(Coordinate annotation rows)
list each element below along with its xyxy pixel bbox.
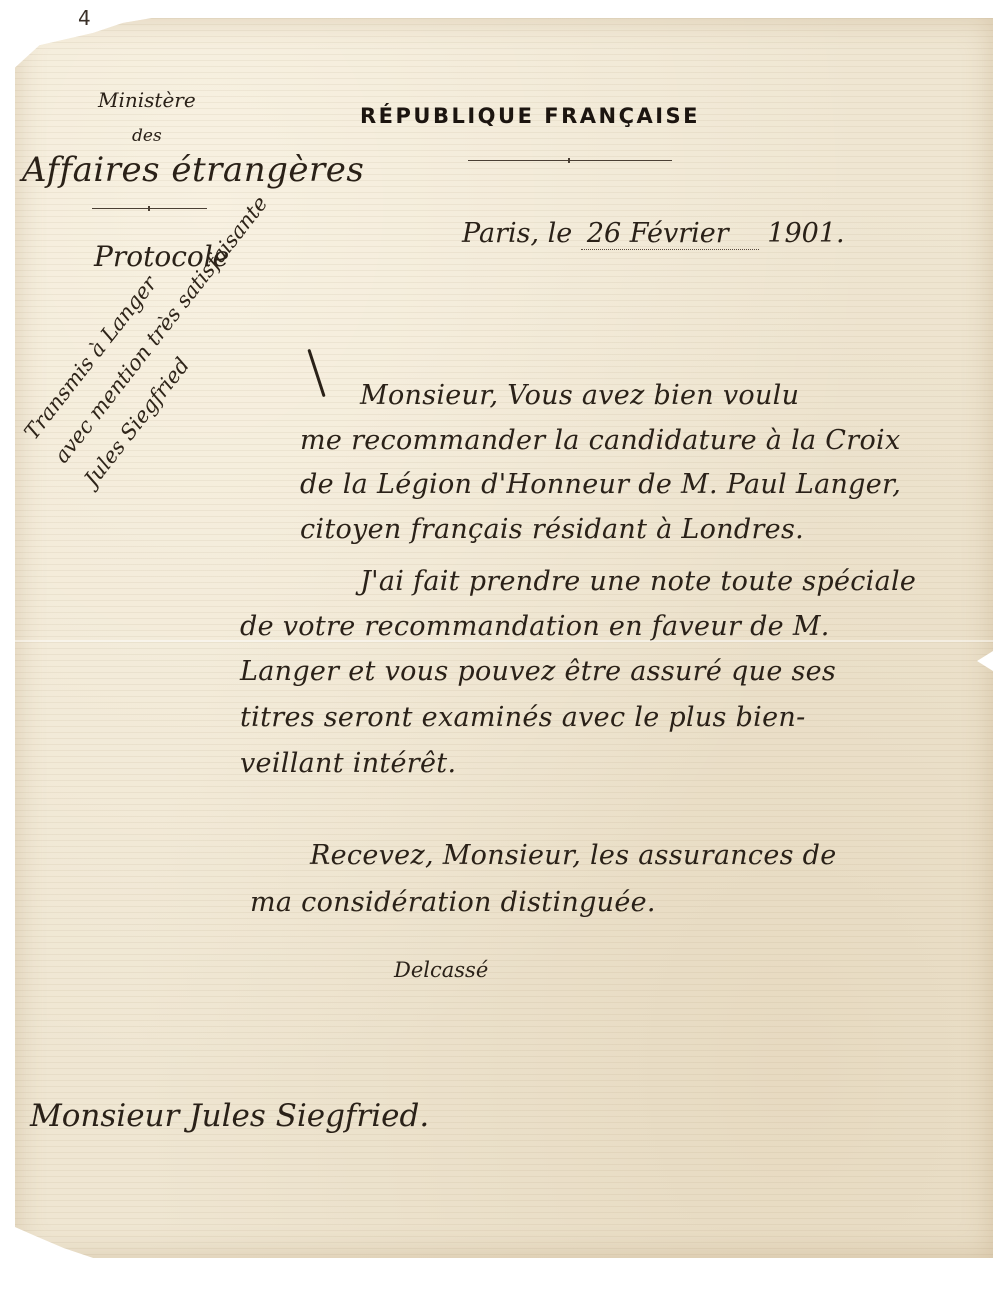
body-line: titres seront examinés avec le plus bien… [240, 702, 806, 733]
closing-line: Recevez, Monsieur, les assurances de [310, 840, 837, 871]
body-line: J'ai fait prendre une note toute spécial… [360, 566, 916, 597]
signature: Delcassé [394, 958, 488, 982]
body-line: me recommander la candidature à la Croix [300, 425, 900, 456]
addressee: Monsieur Jules Siegfried. [30, 1098, 429, 1134]
date-day-month: 26 Février [581, 218, 759, 250]
body-line: veillant intérêt. [240, 748, 456, 779]
date-year: 1901. [767, 218, 844, 249]
ministry-name-line1: Ministère [98, 88, 196, 112]
date-place: Paris, le [462, 218, 572, 249]
body-line: Monsieur, Vous avez bien voulu [360, 380, 799, 411]
body-line: de votre recommandation en faveur de M. [240, 611, 830, 642]
republic-heading: RÉPUBLIQUE FRANÇAISE [360, 104, 700, 128]
ministry-name-line2: des [132, 126, 162, 146]
date-line: Paris, le 26 Février 1901. [462, 218, 845, 249]
body-line: citoyen français résidant à Londres. [300, 514, 804, 545]
page-number: 4 [78, 6, 91, 30]
closing-line: ma considération distinguée. [250, 887, 656, 918]
paper-tear [977, 651, 993, 671]
body-line: Langer et vous pouvez être assuré que se… [240, 656, 836, 687]
letterhead-divider-right [468, 160, 672, 161]
body-line: de la Légion d'Honneur de M. Paul Langer… [300, 469, 901, 500]
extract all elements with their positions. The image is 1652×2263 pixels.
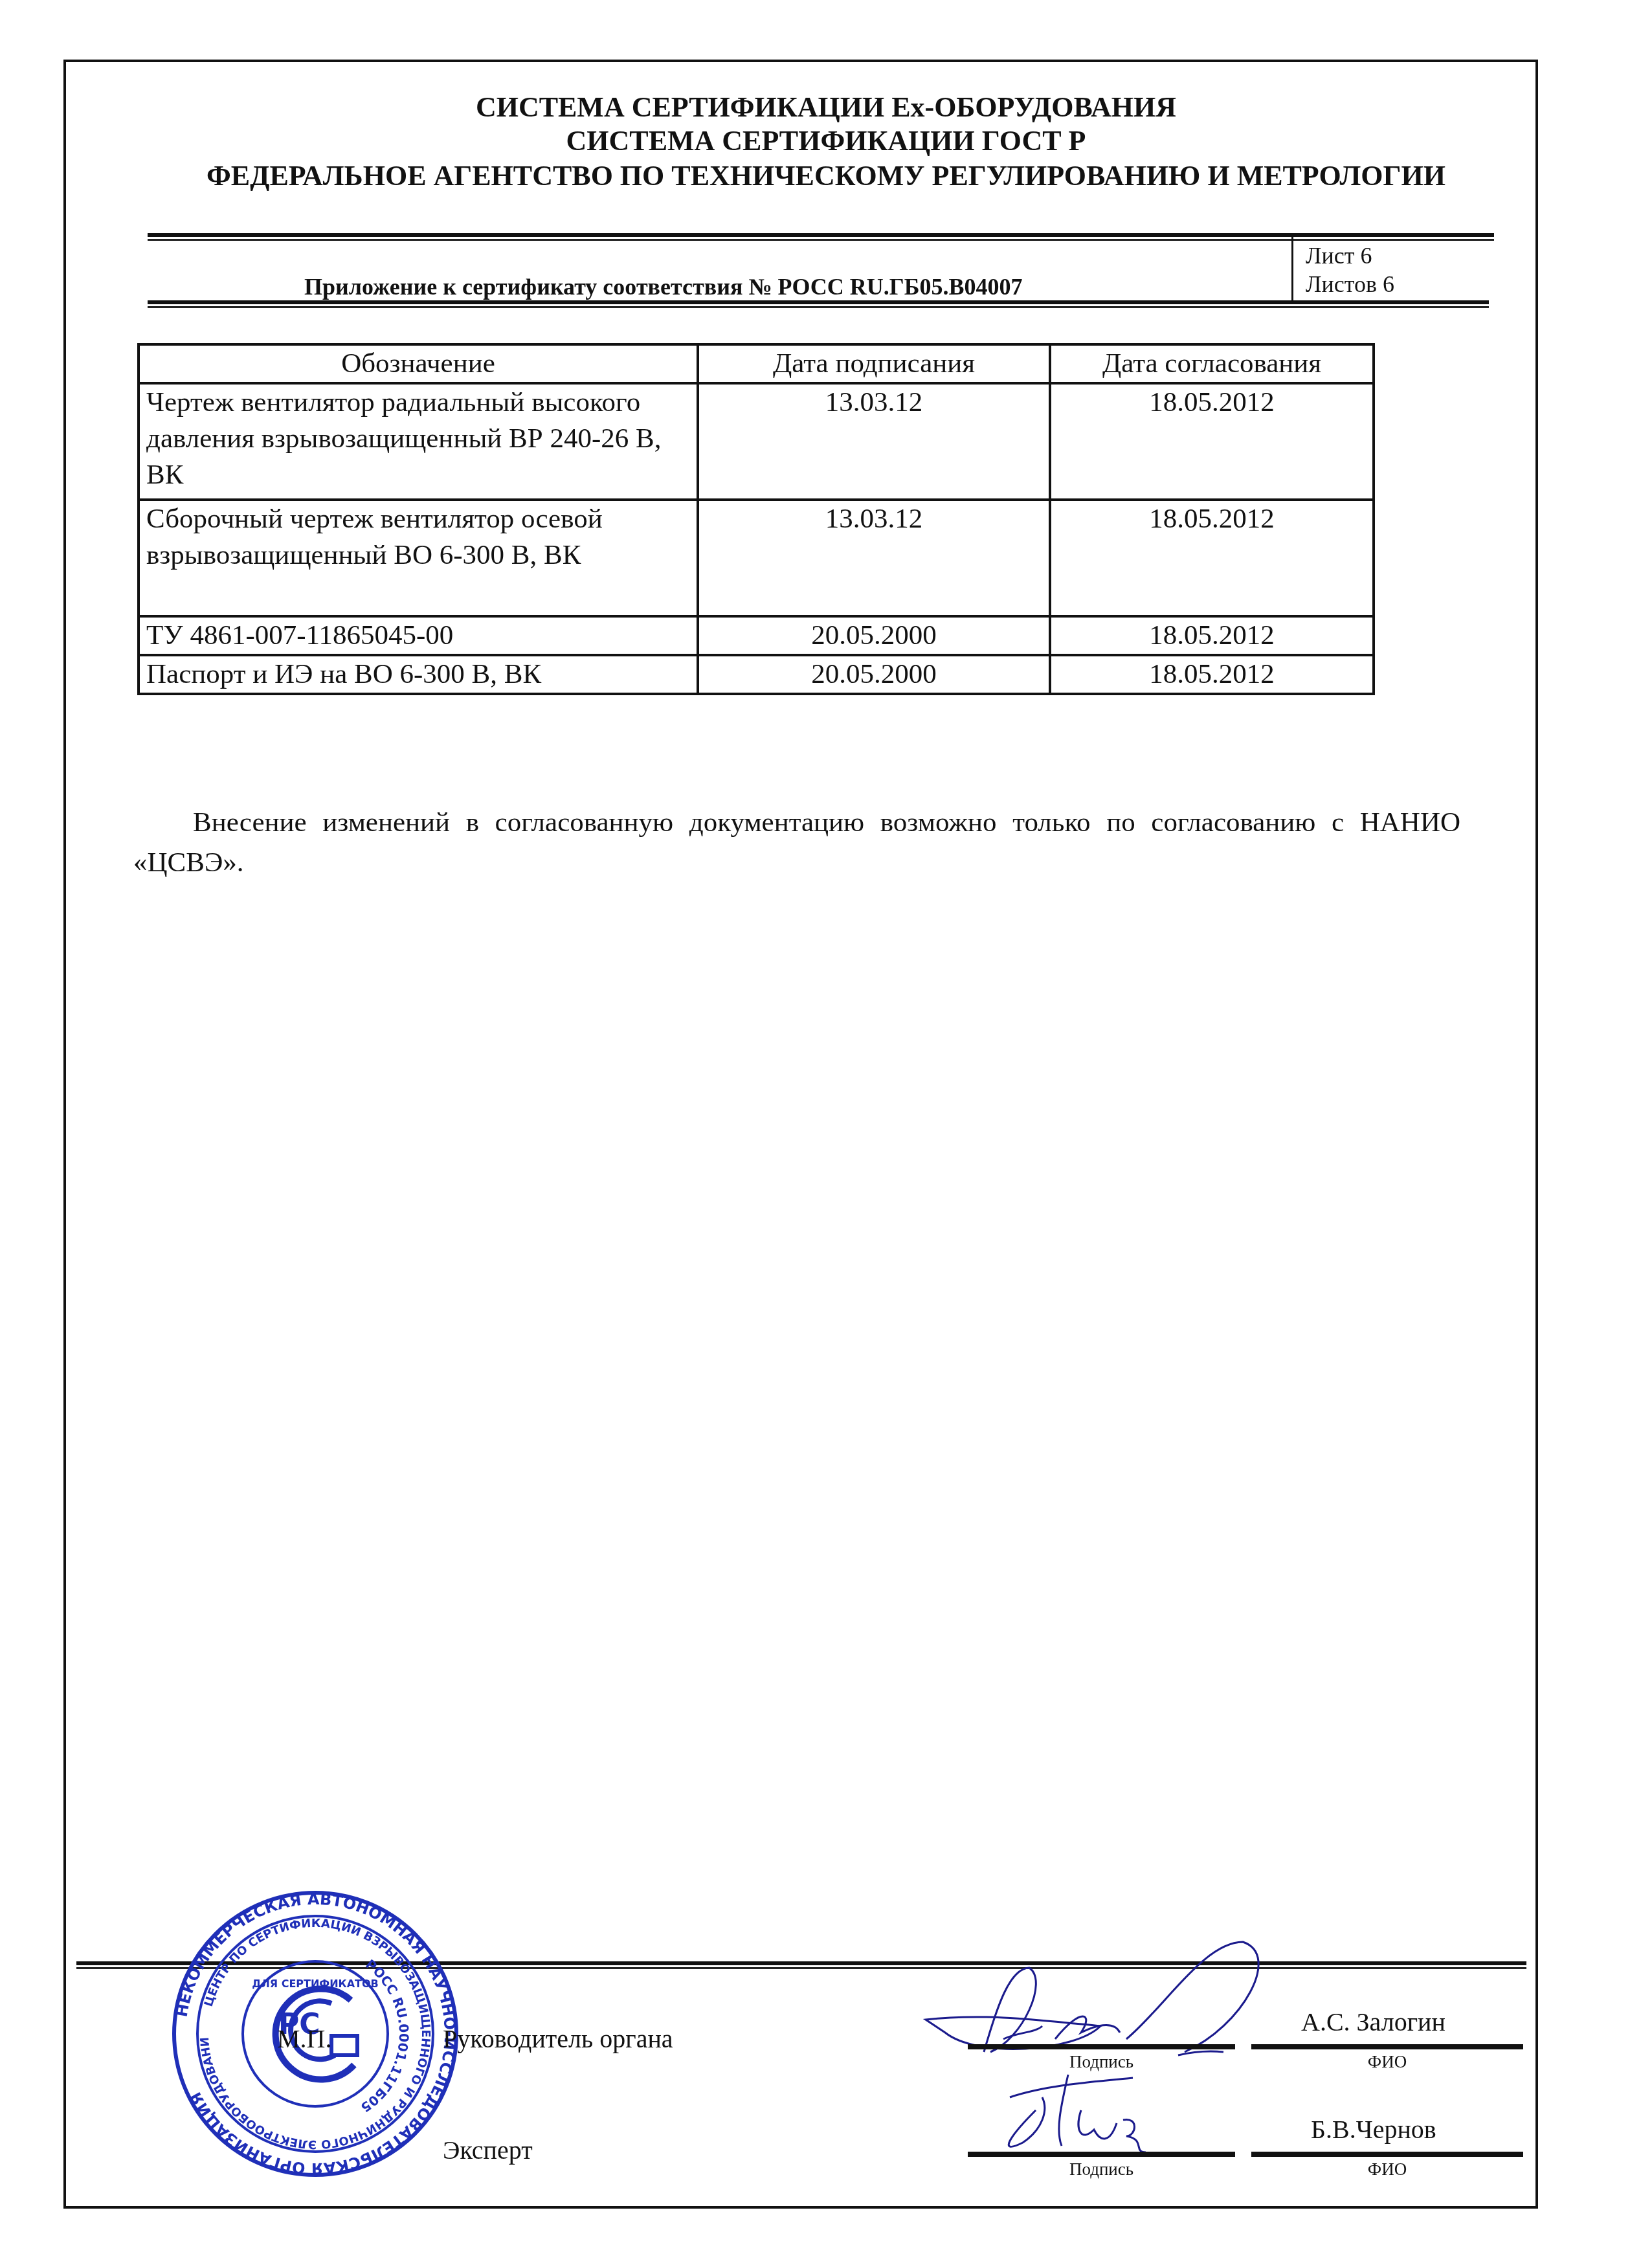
- head-name: А.С. Залогин: [1301, 2007, 1446, 2037]
- documents-table: Обозначение Дата подписания Дата согласо…: [137, 343, 1375, 695]
- header-line-3: ФЕДЕРАЛЬНОЕ АГЕНТСТВО ПО ТЕХНИЧЕСКОМУ РЕ…: [0, 159, 1652, 192]
- expert-name-line: [1251, 2152, 1523, 2157]
- expert-name: Б.В.Чернов: [1311, 2114, 1436, 2145]
- expert-role-label: Эксперт: [443, 2135, 533, 2165]
- column-header-signed-date: Дата подписания: [698, 344, 1050, 383]
- table-row: Чертеж вентилятор радиальный высокого да…: [139, 383, 1374, 500]
- head-signature-caption: Подпись: [968, 2052, 1235, 2072]
- cell-designation: Сборочный чертеж вентилятор осевой взрыв…: [139, 500, 698, 616]
- expert-signature-icon: [997, 2071, 1217, 2156]
- cell-signed-date: 13.03.12: [698, 500, 1050, 616]
- head-name-caption: ФИО: [1251, 2052, 1523, 2072]
- annex-title: Приложение к сертификату соответствия № …: [304, 273, 1023, 300]
- head-signature-line-full: [968, 2044, 1235, 2049]
- table-row: Сборочный чертеж вентилятор осевой взрыв…: [139, 500, 1374, 616]
- cell-designation: Чертеж вентилятор радиальный высокого да…: [139, 383, 698, 500]
- table-header-row: Обозначение Дата подписания Дата согласо…: [139, 344, 1374, 383]
- cell-signed-date: 20.05.2000: [698, 616, 1050, 655]
- cell-approved-date: 18.05.2012: [1050, 500, 1374, 616]
- svg-text:ДЛЯ СЕРТИФИКАТОВ: ДЛЯ СЕРТИФИКАТОВ: [252, 1978, 379, 1990]
- column-header-designation: Обозначение: [139, 344, 698, 383]
- column-header-approved-date: Дата согласования: [1050, 344, 1374, 383]
- table-row: Паспорт и ИЭ на ВО 6-300 В, ВК 20.05.200…: [139, 655, 1374, 694]
- cell-designation: Паспорт и ИЭ на ВО 6-300 В, ВК: [139, 655, 698, 694]
- sheet-number: Лист 6: [1306, 242, 1372, 269]
- cell-approved-date: 18.05.2012: [1050, 655, 1374, 694]
- note-paragraph: Внесение изменений в согласованную докум…: [133, 803, 1460, 883]
- header-line-1: СИСТЕМА СЕРТИФИКАЦИИ Ex-ОБОРУДОВАНИЯ: [0, 91, 1652, 124]
- expert-name-caption: ФИО: [1251, 2159, 1523, 2179]
- expert-signature-caption: Подпись: [968, 2159, 1235, 2179]
- seal-label: М.П.: [277, 2023, 331, 2054]
- cell-approved-date: 18.05.2012: [1050, 383, 1374, 500]
- cell-signed-date: 13.03.12: [698, 383, 1050, 500]
- header-rule-bottom: [148, 300, 1489, 308]
- cell-approved-date: 18.05.2012: [1050, 616, 1374, 655]
- head-role-label: Руководитель органа: [443, 2023, 673, 2054]
- expert-signature-line: [968, 2152, 1235, 2157]
- table-row: ТУ 4861-007-11865045-00 20.05.2000 18.05…: [139, 616, 1374, 655]
- cell-designation: ТУ 4861-007-11865045-00: [139, 616, 698, 655]
- sheets-total: Листов 6: [1306, 271, 1394, 298]
- head-signature-icon: [906, 1929, 1295, 2058]
- head-name-line: [1251, 2044, 1523, 2049]
- cell-signed-date: 20.05.2000: [698, 655, 1050, 694]
- sheet-divider: [1291, 233, 1293, 303]
- header-line-2: СИСТЕМА СЕРТИФИКАЦИИ ГОСТ Р: [0, 124, 1652, 157]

» TASK DIRECTIONS:
Extract every line of the rows above verbatim, omitting the pictures.

» EXERCISE RESULT:
list each element below along with its xyxy pixel bbox.
body-line: titres seront examinés avec le plus bien… [240, 702, 806, 733]
closing-line: Recevez, Monsieur, les assurances de [310, 840, 837, 871]
body-line: J'ai fait prendre une note toute spécial… [360, 566, 916, 597]
signature: Delcassé [394, 958, 488, 982]
body-line: me recommander la candidature à la Croix [300, 425, 900, 456]
addressee: Monsieur Jules Siegfried. [30, 1098, 429, 1134]
date-day-month: 26 Février [581, 218, 759, 250]
body-line: veillant intérêt. [240, 748, 456, 779]
date-year: 1901. [767, 218, 844, 249]
ministry-name-line1: Ministère [98, 88, 196, 112]
date-place: Paris, le [462, 218, 572, 249]
body-line: Monsieur, Vous avez bien voulu [360, 380, 799, 411]
body-line: de votre recommandation en faveur de M. [240, 611, 830, 642]
republic-heading: RÉPUBLIQUE FRANÇAISE [360, 104, 700, 128]
ministry-name-line2: des [132, 126, 162, 146]
date-line: Paris, le 26 Février 1901. [462, 218, 845, 249]
body-line: citoyen français résidant à Londres. [300, 514, 804, 545]
page-number: 4 [78, 6, 91, 30]
closing-line: ma considération distinguée. [250, 887, 656, 918]
paper-tear [977, 651, 993, 671]
body-line: Langer et vous pouvez être assuré que se… [240, 656, 836, 687]
letterhead-divider-right [468, 160, 672, 161]
body-line: de la Légion d'Honneur de M. Paul Langer… [300, 469, 901, 500]
extract all elements with their positions. The image is 1652×2263 pixels.
- head-name: А.С. Залогин: [1301, 2007, 1446, 2037]
- documents-table: Обозначение Дата подписания Дата согласо…: [137, 343, 1375, 695]
- header-line-3: ФЕДЕРАЛЬНОЕ АГЕНТСТВО ПО ТЕХНИЧЕСКОМУ РЕ…: [0, 159, 1652, 192]
- expert-name-line: [1251, 2152, 1523, 2157]
- expert-name: Б.В.Чернов: [1311, 2114, 1436, 2145]
- expert-role-label: Эксперт: [443, 2135, 533, 2165]
- column-header-signed-date: Дата подписания: [698, 344, 1050, 383]
- table-row: Чертеж вентилятор радиальный высокого да…: [139, 383, 1374, 500]
- head-signature-caption: Подпись: [968, 2052, 1235, 2072]
- cell-designation: Сборочный чертеж вентилятор осевой взрыв…: [139, 500, 698, 616]
- expert-signature-icon: [997, 2071, 1217, 2156]
- cell-signed-date: 13.03.12: [698, 500, 1050, 616]
- head-name-caption: ФИО: [1251, 2052, 1523, 2072]
- annex-title: Приложение к сертификату соответствия № …: [304, 273, 1023, 300]
- head-signature-line-full: [968, 2044, 1235, 2049]
- table-row: Сборочный чертеж вентилятор осевой взрыв…: [139, 500, 1374, 616]
- cell-designation: Чертеж вентилятор радиальный высокого да…: [139, 383, 698, 500]
- table-header-row: Обозначение Дата подписания Дата согласо…: [139, 344, 1374, 383]
- cell-signed-date: 20.05.2000: [698, 616, 1050, 655]
- cell-approved-date: 18.05.2012: [1050, 500, 1374, 616]
- svg-text:ДЛЯ СЕРТИФИКАТОВ: ДЛЯ СЕРТИФИКАТОВ: [252, 1978, 379, 1990]
- column-header-designation: Обозначение: [139, 344, 698, 383]
- column-header-approved-date: Дата согласования: [1050, 344, 1374, 383]
- table-row: Паспорт и ИЭ на ВО 6-300 В, ВК 20.05.200…: [139, 655, 1374, 694]
- cell-designation: Паспорт и ИЭ на ВО 6-300 В, ВК: [139, 655, 698, 694]
- sheet-number: Лист 6: [1306, 242, 1372, 269]
- cell-approved-date: 18.05.2012: [1050, 655, 1374, 694]
- note-paragraph: Внесение изменений в согласованную докум…: [133, 803, 1460, 883]
- header-line-1: СИСТЕМА СЕРТИФИКАЦИИ Ex-ОБОРУДОВАНИЯ: [0, 91, 1652, 124]
- expert-name-caption: ФИО: [1251, 2159, 1523, 2179]
- expert-signature-caption: Подпись: [968, 2159, 1235, 2179]
- seal-label: М.П.: [277, 2023, 331, 2054]
- cell-approved-date: 18.05.2012: [1050, 383, 1374, 500]
- cell-signed-date: 13.03.12: [698, 383, 1050, 500]
- header-rule-bottom: [148, 300, 1489, 308]
- cell-approved-date: 18.05.2012: [1050, 616, 1374, 655]
- head-role-label: Руководитель органа: [443, 2023, 673, 2054]
- expert-signature-line: [968, 2152, 1235, 2157]
- table-row: ТУ 4861-007-11865045-00 20.05.2000 18.05…: [139, 616, 1374, 655]
- cell-designation: ТУ 4861-007-11865045-00: [139, 616, 698, 655]
- sheets-total: Листов 6: [1306, 271, 1394, 298]
- head-signature-icon: [906, 1929, 1295, 2058]
- head-name-line: [1251, 2044, 1523, 2049]
- cell-signed-date: 20.05.2000: [698, 655, 1050, 694]
- sheet-divider: [1291, 233, 1293, 303]
- header-line-2: СИСТЕМА СЕРТИФИКАЦИИ ГОСТ Р: [0, 124, 1652, 157]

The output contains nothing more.